▶ _Supplied data_
|---|
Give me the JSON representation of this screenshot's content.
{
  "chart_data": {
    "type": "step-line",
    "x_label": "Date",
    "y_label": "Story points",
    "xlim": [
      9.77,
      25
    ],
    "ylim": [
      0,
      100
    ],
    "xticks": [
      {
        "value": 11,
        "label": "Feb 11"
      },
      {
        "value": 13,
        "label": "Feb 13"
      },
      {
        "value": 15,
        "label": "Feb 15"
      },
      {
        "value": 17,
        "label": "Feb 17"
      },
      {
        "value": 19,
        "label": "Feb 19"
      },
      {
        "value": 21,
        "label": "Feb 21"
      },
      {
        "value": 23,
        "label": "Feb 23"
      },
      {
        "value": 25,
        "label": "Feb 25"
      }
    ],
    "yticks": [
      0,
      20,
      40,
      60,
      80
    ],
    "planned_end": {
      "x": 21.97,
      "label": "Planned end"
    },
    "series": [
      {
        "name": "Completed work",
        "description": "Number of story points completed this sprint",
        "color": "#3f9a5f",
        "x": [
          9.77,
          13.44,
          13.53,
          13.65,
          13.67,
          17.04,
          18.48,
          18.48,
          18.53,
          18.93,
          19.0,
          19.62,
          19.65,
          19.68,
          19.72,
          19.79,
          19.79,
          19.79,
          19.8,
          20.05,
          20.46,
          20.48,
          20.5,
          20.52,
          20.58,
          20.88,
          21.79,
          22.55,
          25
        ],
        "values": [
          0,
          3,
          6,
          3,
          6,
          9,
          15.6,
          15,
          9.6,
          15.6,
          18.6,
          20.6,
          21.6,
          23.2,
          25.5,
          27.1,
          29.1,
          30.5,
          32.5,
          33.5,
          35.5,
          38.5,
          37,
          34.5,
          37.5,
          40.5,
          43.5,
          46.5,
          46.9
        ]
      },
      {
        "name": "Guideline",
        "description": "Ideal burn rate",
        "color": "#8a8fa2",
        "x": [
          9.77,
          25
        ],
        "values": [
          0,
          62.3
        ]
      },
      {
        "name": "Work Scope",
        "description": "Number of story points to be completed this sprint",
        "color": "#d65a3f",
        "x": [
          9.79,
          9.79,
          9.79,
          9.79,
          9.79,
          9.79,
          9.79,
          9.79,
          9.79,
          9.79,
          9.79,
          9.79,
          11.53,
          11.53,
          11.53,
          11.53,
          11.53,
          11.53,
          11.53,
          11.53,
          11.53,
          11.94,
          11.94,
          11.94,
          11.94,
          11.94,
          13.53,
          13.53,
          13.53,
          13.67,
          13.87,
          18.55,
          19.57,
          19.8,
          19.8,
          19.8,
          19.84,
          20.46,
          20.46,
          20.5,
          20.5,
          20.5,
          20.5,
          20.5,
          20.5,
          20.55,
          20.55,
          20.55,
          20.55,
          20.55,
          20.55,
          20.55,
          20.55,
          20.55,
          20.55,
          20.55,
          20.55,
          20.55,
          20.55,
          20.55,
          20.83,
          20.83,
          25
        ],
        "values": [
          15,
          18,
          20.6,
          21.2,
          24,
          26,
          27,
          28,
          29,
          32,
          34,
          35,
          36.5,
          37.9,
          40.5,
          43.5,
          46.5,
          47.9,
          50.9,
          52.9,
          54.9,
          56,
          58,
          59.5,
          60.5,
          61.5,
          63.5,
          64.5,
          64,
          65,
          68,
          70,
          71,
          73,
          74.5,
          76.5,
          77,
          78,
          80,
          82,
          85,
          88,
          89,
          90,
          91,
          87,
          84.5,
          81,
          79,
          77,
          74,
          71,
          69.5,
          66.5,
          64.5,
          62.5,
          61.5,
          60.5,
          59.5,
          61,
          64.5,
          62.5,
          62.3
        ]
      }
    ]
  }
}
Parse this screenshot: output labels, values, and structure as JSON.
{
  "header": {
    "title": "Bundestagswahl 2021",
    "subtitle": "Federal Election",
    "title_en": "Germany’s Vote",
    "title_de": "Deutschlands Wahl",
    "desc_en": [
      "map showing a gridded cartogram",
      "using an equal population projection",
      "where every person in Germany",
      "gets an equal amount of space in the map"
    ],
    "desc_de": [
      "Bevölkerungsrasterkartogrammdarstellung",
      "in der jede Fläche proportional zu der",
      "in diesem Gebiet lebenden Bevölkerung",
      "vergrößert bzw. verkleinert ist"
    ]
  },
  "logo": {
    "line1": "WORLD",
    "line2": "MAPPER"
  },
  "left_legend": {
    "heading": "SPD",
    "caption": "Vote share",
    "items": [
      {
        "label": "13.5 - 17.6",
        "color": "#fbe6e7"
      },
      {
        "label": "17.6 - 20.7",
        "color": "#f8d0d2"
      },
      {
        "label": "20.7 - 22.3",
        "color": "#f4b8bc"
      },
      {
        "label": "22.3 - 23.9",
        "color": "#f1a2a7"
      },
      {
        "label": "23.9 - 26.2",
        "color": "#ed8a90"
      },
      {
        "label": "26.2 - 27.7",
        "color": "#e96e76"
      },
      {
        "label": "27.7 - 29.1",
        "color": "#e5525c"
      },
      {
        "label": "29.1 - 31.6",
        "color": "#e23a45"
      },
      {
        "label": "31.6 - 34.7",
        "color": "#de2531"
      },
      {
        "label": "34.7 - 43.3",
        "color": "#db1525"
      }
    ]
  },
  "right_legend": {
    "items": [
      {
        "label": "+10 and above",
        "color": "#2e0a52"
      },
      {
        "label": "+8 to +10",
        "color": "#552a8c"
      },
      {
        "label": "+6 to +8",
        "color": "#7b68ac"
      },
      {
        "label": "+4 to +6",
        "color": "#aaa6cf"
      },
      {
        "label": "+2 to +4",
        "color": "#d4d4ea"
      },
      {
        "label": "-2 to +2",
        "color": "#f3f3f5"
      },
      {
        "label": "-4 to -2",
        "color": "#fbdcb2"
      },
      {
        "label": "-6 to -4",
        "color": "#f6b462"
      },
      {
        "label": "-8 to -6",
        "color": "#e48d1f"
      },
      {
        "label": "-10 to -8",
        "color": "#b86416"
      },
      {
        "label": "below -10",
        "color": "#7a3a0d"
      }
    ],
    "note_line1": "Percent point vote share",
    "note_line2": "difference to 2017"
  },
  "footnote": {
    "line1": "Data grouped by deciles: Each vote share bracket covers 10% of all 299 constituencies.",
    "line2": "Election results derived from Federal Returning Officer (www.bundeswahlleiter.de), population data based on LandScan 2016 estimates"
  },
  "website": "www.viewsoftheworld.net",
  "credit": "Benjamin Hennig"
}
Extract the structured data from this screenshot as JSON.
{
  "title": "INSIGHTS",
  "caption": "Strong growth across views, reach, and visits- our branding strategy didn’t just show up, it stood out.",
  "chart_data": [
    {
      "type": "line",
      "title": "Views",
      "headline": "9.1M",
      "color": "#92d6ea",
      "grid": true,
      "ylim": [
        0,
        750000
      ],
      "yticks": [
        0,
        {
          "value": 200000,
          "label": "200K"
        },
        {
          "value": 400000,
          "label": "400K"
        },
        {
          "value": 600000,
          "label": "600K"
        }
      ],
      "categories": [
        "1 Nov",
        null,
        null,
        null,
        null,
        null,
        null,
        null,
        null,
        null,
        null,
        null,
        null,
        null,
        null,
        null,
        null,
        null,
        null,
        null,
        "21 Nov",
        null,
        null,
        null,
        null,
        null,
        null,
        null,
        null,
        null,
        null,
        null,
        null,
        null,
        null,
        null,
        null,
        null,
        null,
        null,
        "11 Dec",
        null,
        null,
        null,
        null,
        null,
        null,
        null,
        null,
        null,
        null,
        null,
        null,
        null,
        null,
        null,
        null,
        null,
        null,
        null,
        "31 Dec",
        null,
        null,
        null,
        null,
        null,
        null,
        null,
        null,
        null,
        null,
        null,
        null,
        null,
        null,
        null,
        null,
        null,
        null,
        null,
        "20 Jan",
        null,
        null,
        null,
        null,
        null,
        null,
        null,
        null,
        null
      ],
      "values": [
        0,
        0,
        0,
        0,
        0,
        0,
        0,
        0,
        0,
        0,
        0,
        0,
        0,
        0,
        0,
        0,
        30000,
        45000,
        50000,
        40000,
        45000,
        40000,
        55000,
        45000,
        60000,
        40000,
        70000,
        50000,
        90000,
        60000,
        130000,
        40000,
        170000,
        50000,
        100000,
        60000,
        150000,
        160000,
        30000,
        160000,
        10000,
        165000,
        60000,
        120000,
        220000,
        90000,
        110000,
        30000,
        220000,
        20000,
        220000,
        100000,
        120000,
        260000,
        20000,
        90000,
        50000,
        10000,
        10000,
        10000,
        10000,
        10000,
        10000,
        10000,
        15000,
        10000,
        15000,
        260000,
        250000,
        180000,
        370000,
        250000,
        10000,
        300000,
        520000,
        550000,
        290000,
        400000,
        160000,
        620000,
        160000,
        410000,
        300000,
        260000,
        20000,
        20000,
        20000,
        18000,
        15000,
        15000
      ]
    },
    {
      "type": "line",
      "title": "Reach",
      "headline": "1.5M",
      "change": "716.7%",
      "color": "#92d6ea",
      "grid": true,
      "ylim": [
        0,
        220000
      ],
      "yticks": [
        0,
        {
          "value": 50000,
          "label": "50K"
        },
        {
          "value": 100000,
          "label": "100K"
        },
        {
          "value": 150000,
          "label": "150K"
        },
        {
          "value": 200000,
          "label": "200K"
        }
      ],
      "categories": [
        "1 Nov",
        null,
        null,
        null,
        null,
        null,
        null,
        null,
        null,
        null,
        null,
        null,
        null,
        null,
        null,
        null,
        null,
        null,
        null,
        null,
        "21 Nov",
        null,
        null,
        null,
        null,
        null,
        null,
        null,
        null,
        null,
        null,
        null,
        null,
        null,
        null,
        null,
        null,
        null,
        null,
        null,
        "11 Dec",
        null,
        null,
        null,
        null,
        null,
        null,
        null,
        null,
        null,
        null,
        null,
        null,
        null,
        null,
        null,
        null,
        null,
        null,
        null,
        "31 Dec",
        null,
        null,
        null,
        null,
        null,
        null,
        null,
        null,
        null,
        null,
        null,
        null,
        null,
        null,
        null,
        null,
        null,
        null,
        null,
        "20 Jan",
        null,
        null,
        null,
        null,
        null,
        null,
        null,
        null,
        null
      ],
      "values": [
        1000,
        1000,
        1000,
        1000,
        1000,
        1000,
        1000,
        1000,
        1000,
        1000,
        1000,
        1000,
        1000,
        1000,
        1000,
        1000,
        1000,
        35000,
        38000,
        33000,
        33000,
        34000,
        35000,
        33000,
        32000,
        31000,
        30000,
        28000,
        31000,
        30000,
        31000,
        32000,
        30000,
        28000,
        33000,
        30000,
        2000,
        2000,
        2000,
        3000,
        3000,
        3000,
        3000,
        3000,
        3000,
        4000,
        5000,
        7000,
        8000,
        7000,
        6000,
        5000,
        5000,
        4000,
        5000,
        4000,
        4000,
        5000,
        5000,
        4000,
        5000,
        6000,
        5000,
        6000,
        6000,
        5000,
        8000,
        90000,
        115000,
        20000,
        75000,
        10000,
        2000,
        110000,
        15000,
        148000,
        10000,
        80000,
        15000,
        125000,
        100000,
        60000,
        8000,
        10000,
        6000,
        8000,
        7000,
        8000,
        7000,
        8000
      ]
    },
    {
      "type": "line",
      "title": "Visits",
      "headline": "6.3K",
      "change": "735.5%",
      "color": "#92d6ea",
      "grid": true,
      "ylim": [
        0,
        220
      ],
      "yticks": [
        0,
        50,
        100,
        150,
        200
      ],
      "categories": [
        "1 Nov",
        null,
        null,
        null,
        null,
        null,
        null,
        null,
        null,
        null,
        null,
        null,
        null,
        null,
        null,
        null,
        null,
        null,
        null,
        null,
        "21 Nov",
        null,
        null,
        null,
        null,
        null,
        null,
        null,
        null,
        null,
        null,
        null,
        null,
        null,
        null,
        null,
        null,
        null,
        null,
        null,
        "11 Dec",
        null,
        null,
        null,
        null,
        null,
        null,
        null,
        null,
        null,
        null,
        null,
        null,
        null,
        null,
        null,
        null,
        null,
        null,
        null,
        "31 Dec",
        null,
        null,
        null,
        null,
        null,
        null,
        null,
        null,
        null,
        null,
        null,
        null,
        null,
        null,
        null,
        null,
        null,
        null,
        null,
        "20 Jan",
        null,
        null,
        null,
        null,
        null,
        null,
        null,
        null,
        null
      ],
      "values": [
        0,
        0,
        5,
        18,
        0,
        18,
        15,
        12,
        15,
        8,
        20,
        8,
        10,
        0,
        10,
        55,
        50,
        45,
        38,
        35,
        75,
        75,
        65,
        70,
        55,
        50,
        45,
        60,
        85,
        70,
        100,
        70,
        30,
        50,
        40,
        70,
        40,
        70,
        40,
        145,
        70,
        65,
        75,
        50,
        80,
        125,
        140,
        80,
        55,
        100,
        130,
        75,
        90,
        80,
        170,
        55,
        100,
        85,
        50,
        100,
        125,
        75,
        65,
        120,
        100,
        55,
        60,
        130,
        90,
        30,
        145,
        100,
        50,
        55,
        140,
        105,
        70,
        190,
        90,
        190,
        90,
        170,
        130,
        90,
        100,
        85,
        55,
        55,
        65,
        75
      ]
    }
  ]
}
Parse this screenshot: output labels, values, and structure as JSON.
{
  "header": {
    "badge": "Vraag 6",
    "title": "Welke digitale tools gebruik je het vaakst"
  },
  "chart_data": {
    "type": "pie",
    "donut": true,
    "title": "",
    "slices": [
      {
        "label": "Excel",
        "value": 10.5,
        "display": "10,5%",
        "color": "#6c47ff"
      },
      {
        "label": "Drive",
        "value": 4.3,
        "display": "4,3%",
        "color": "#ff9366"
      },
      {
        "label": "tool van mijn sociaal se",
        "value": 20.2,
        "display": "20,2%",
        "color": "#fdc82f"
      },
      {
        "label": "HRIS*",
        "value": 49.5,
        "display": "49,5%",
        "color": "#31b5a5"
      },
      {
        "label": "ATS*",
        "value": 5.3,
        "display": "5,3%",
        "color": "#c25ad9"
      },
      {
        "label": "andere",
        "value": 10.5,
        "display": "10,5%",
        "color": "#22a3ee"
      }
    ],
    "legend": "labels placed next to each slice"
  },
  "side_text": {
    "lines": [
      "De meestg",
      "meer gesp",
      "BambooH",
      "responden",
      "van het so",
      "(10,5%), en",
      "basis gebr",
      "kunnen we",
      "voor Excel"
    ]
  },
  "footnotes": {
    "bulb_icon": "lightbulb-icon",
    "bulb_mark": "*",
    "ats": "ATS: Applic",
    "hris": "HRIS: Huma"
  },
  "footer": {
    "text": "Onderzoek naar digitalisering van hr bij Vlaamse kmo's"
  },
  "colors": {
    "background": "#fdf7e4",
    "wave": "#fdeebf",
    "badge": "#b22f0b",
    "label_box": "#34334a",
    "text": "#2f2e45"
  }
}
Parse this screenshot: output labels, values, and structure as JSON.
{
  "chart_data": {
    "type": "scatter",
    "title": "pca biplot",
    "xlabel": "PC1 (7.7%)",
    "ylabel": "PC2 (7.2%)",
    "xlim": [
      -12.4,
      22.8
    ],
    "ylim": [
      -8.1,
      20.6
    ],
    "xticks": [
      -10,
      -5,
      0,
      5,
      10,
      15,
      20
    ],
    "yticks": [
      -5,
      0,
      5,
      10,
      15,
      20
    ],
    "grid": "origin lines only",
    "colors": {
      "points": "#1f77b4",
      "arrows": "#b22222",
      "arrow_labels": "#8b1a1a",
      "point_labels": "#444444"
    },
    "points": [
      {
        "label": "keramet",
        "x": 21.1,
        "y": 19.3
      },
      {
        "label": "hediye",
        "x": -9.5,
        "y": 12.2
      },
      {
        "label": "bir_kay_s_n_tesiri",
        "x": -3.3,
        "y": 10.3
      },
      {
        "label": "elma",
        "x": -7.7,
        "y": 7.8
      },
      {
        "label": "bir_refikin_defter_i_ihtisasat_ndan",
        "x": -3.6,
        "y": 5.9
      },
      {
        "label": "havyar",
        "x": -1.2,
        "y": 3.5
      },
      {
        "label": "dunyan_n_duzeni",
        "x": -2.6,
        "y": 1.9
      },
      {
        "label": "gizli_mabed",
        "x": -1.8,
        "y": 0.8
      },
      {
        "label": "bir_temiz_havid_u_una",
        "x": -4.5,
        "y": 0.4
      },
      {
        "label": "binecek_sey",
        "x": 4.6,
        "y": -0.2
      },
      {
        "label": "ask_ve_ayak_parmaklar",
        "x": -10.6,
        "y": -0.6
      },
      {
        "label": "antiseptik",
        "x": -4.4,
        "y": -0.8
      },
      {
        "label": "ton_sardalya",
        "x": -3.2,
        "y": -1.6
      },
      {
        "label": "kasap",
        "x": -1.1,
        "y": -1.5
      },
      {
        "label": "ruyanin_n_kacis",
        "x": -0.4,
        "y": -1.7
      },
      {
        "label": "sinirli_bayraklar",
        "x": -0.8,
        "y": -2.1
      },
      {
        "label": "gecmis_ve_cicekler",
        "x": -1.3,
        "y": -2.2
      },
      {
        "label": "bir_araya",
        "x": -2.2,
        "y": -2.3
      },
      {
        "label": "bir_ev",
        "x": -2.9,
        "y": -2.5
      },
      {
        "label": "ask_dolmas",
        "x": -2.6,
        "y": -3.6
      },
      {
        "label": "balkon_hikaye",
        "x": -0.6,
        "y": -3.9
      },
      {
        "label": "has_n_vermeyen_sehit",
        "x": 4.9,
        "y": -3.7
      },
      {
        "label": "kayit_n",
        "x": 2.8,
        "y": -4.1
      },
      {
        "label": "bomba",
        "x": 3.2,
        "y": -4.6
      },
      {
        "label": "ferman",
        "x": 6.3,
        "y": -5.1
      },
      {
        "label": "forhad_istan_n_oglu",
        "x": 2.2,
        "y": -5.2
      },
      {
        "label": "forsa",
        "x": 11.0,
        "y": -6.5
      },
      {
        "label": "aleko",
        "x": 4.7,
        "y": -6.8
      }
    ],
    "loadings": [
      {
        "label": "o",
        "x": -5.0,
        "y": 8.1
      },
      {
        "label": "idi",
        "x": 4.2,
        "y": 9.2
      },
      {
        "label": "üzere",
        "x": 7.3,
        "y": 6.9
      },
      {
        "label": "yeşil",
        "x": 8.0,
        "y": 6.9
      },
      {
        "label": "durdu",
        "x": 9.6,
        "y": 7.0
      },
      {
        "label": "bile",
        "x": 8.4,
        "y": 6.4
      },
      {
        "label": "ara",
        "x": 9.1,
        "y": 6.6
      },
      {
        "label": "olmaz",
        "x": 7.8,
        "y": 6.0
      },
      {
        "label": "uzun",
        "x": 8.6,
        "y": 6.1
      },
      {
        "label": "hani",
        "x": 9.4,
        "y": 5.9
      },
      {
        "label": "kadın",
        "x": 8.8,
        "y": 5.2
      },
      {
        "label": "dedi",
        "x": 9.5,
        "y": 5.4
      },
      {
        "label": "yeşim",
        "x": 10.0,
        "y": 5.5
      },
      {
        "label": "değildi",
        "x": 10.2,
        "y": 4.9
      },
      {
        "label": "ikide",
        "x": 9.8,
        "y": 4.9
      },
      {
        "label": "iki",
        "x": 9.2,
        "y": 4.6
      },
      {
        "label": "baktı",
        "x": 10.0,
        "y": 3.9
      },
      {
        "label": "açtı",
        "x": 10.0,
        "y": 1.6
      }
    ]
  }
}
|---|
▶ _Description of the task_
Return a copy of every line that includes the word "this".

▶ _Result_
Give me the JSON representation of this screenshot's content.
        "description": "Number of story points completed this sprint",
        "description": "Number of story points to be completed this sprint",
Parse this screenshot: output labels, values, and structure as JSON.
Extract the structured data from this screenshot as JSON.
Parse this screenshot: output labels, values, and structure as JSON.
Parse this screenshot: output labels, values, and structure as JSON.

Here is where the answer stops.